Set problem:
Can you copy the material below verbatim, from its first line through the line containing "729, 513, 744]", with both of those lines included?

[Element-and-box listings]
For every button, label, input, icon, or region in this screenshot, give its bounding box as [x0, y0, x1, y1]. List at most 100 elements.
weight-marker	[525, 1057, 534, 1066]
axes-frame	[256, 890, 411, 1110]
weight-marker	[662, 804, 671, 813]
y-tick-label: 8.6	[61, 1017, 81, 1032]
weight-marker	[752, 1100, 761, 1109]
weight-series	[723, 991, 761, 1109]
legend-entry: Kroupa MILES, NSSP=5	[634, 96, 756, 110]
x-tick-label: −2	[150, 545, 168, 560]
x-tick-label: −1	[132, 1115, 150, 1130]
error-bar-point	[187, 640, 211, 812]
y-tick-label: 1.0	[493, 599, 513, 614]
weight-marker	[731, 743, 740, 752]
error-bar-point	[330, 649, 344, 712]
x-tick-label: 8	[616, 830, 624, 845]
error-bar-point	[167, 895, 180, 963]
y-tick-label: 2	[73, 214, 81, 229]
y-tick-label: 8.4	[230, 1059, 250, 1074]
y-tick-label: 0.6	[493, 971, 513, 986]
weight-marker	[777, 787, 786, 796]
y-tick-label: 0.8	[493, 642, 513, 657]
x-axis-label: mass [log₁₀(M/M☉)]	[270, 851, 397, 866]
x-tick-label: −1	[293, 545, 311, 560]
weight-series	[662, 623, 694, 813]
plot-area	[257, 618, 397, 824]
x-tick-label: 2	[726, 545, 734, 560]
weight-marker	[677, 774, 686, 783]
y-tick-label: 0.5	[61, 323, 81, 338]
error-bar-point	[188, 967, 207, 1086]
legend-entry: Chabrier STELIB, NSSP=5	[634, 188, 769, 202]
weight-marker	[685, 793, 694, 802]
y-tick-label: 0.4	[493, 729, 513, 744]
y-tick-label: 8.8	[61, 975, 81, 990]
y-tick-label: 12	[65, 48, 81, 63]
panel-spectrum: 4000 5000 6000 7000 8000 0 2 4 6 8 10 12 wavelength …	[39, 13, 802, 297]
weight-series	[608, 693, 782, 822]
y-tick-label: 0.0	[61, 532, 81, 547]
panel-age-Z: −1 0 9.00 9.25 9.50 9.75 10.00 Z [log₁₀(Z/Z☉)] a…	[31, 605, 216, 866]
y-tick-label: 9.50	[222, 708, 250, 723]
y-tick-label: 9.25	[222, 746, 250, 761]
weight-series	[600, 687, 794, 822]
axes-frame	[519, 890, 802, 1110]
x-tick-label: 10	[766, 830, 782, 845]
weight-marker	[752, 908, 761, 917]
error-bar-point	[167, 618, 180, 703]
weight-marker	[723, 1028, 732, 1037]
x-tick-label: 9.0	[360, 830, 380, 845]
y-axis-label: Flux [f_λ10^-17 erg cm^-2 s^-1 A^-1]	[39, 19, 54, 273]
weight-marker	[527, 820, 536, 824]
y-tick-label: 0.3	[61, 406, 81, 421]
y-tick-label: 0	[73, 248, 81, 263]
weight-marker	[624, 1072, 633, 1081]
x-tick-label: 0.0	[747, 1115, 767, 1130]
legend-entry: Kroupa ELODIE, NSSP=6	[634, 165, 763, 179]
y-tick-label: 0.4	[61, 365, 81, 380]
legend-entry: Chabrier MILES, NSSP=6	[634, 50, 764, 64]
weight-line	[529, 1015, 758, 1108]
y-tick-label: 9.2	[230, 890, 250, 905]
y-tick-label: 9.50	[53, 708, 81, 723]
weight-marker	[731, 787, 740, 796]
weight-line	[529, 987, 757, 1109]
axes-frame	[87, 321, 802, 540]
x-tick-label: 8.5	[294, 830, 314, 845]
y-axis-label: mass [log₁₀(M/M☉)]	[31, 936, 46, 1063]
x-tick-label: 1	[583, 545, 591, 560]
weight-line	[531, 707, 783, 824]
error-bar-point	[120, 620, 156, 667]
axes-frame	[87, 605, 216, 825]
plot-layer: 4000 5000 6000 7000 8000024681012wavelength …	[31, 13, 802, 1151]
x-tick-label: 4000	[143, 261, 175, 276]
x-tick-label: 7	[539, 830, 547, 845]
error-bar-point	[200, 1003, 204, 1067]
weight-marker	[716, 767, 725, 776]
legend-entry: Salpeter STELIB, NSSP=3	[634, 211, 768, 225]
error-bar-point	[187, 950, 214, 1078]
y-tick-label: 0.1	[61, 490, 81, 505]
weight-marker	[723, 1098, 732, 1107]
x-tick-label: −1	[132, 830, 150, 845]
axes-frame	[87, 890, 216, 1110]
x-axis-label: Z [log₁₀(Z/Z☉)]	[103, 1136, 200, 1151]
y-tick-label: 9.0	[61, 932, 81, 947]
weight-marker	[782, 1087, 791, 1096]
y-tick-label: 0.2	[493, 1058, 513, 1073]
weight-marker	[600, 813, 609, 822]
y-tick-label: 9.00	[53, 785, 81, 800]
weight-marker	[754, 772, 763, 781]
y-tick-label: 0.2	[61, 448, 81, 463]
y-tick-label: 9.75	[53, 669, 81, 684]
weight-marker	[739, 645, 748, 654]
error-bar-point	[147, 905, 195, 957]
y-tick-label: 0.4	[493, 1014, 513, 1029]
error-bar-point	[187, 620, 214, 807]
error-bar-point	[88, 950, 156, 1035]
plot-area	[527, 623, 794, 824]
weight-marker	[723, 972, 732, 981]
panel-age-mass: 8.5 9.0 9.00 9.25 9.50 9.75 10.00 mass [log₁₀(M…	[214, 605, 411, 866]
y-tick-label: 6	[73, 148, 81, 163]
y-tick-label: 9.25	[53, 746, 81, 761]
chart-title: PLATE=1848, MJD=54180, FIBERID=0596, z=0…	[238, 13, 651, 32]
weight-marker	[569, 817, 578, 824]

Response below:
For every button, label, input, icon, or region in this screenshot, give its bounding box as [x0, y0, x1, y1]. List at most 100 elements.
weight-marker	[525, 1057, 534, 1066]
axes-frame	[256, 890, 411, 1110]
weight-marker	[662, 804, 671, 813]
y-tick-label: 8.6	[61, 1017, 81, 1032]
weight-marker	[752, 1100, 761, 1109]
weight-series	[723, 991, 761, 1109]
legend-entry: Kroupa MILES, NSSP=5	[634, 96, 756, 110]
x-tick-label: −2	[150, 545, 168, 560]
x-tick-label: −1	[132, 1115, 150, 1130]
error-bar-point	[187, 640, 211, 812]
y-tick-label: 1.0	[493, 599, 513, 614]
weight-marker	[731, 743, 740, 752]
error-bar-point	[330, 649, 344, 712]
x-tick-label: 8	[616, 830, 624, 845]
error-bar-point	[167, 895, 180, 963]
y-tick-label: 2	[73, 214, 81, 229]
y-tick-label: 8.4	[230, 1059, 250, 1074]
y-tick-label: 0.6	[493, 971, 513, 986]
weight-marker	[777, 787, 786, 796]
y-tick-label: 0.8	[493, 642, 513, 657]
x-axis-label: mass [log₁₀(M/M☉)]	[270, 851, 397, 866]
x-tick-label: −1	[293, 545, 311, 560]
weight-series	[662, 623, 694, 813]
plot-area	[257, 618, 397, 824]
x-tick-label: 2	[726, 545, 734, 560]
weight-marker	[677, 774, 686, 783]
y-tick-label: 0.5	[61, 323, 81, 338]
error-bar-point	[188, 967, 207, 1086]
legend-entry: Chabrier STELIB, NSSP=5	[634, 188, 769, 202]
weight-marker	[685, 793, 694, 802]
y-tick-label: 0.4	[493, 729, 513, 744]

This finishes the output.